» **Task prompt**: Retype the records below exactly as they appear.

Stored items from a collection
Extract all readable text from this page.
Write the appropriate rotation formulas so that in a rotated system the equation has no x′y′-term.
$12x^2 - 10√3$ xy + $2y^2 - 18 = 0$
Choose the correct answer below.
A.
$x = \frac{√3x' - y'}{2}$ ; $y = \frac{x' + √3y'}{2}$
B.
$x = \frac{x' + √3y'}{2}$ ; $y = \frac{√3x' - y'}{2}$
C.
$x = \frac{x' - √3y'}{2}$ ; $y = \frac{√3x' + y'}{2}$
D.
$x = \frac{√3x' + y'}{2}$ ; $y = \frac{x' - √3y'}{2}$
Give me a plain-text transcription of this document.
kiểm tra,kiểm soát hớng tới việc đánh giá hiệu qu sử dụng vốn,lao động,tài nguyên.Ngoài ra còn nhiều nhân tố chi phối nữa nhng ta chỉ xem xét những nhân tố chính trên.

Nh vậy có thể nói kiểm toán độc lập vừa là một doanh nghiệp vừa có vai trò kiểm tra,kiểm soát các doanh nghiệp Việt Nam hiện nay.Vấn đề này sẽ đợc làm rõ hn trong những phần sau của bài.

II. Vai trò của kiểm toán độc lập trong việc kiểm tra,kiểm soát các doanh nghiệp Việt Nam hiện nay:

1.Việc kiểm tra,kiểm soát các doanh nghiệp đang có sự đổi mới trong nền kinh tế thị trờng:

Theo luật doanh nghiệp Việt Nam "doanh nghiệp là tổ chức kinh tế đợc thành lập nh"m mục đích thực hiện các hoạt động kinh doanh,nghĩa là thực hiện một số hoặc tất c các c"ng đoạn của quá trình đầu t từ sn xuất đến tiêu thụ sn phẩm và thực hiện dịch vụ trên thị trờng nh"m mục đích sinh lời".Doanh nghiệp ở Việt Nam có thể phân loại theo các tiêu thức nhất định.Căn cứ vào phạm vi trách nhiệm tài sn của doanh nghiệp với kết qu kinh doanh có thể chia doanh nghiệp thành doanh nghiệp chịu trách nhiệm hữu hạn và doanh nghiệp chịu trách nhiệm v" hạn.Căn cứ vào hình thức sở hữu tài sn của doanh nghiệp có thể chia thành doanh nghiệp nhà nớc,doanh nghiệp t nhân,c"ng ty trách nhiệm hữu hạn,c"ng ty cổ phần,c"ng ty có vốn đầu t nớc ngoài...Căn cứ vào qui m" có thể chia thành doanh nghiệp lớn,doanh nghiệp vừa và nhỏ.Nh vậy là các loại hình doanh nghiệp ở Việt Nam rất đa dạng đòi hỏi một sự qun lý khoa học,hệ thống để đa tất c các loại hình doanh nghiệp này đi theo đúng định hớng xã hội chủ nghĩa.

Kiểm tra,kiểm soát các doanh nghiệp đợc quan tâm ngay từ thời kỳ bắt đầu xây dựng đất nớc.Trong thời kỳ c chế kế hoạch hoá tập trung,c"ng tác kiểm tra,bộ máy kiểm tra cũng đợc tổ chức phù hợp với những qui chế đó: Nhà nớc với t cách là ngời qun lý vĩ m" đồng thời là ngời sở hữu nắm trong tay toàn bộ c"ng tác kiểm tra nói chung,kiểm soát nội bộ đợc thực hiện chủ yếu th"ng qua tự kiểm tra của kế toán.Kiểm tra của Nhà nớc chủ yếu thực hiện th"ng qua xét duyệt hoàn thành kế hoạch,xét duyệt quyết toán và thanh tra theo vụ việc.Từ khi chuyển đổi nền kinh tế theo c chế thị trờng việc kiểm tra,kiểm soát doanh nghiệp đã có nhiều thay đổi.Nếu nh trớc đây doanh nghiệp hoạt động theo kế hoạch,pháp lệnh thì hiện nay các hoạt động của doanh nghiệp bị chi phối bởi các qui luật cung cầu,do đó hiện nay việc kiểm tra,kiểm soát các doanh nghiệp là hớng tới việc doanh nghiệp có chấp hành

» **Result**:
Extract all readable text from this page.
Write the appropriate rotation formulas so that in a rotated system the equation has no x′y′-term.
$12x^2 - 10√3$ xy + $2y^2 - 18 = 0$
Choose the correct answer below.
A.
$x = \frac{√3x' - y'}{2}$ ; $y = \frac{x' + √3y'}{2}$
B.
$x = \frac{x' + √3y'}{2}$ ; $y = \frac{√3x' - y'}{2}$
C.
$x = \frac{x' - √3y'}{2}$ ; $y = \frac{√3x' + y'}{2}$
D.
$x = \frac{√3x' + y'}{2}$ ; $y = \frac{x' - √3y'}{2}$
Give me a plain-text transcription of this document.
kiểm tra,kiểm soát hớng tới việc đánh giá hiệu qu sử dụng vốn,lao động,tài nguyên.Ngoài ra còn nhiều nhân tố chi phối nữa nhng ta chỉ xem xét những nhân tố chính trên.

Nh vậy có thể nói kiểm toán độc lập vừa là một doanh nghiệp vừa có vai trò kiểm tra,kiểm soát các doanh nghiệp Việt Nam hiện nay.Vấn đề này sẽ đợc làm rõ hn trong những phần sau của bài.

II. Vai trò của kiểm toán độc lập trong việc kiểm tra,kiểm soát các doanh nghiệp Việt Nam hiện nay:

1.Việc kiểm tra,kiểm soát các doanh nghiệp đang có sự đổi mới trong nền kinh tế thị trờng:

Theo luật doanh nghiệp Việt Nam "doanh nghiệp là tổ chức kinh tế đợc thành lập nh"m mục đích thực hiện các hoạt động kinh doanh,nghĩa là thực hiện một số hoặc tất c các c"ng đoạn của quá trình đầu t từ sn xuất đến tiêu thụ sn phẩm và thực hiện dịch vụ trên thị trờng nh"m mục đích sinh lời".Doanh nghiệp ở Việt Nam có thể phân loại theo các tiêu thức nhất định.Căn cứ vào phạm vi trách nhiệm tài sn của doanh nghiệp với kết qu kinh doanh có thể chia doanh nghiệp thành doanh nghiệp chịu trách nhiệm hữu hạn và doanh nghiệp chịu trách nhiệm v" hạn.Căn cứ vào hình thức sở hữu tài sn của doanh nghiệp có thể chia thành doanh nghiệp nhà nớc,doanh nghiệp t nhân,c"ng ty trách nhiệm hữu hạn,c"ng ty cổ phần,c"ng ty có vốn đầu t nớc ngoài...Căn cứ vào qui m" có thể chia thành doanh nghiệp lớn,doanh nghiệp vừa và nhỏ.Nh vậy là các loại hình doanh nghiệp ở Việt Nam rất đa dạng đòi hỏi một sự qun lý khoa học,hệ thống để đa tất c các loại hình doanh nghiệp này đi theo đúng định hớng xã hội chủ nghĩa.

Kiểm tra,kiểm soát các doanh nghiệp đợc quan tâm ngay từ thời kỳ bắt đầu xây dựng đất nớc.Trong thời kỳ c chế kế hoạch hoá tập trung,c"ng tác kiểm tra,bộ máy kiểm tra cũng đợc tổ chức phù hợp với những qui chế đó: Nhà nớc với t cách là ngời qun lý vĩ m" đồng thời là ngời sở hữu nắm trong tay toàn bộ c"ng tác kiểm tra nói chung,kiểm soát nội bộ đợc thực hiện chủ yếu th"ng qua tự kiểm tra của kế toán.Kiểm tra của Nhà nớc chủ yếu thực hiện th"ng qua xét duyệt hoàn thành kế hoạch,xét duyệt quyết toán và thanh tra theo vụ việc.Từ khi chuyển đổi nền kinh tế theo c chế thị trờng việc kiểm tra,kiểm soát doanh nghiệp đã có nhiều thay đổi.Nếu nh trớc đây doanh nghiệp hoạt động theo kế hoạch,pháp lệnh thì hiện nay các hoạt động của doanh nghiệp bị chi phối bởi các qui luật cung cầu,do đó hiện nay việc kiểm tra,kiểm soát các doanh nghiệp là hớng tới việc doanh nghiệp có chấp hành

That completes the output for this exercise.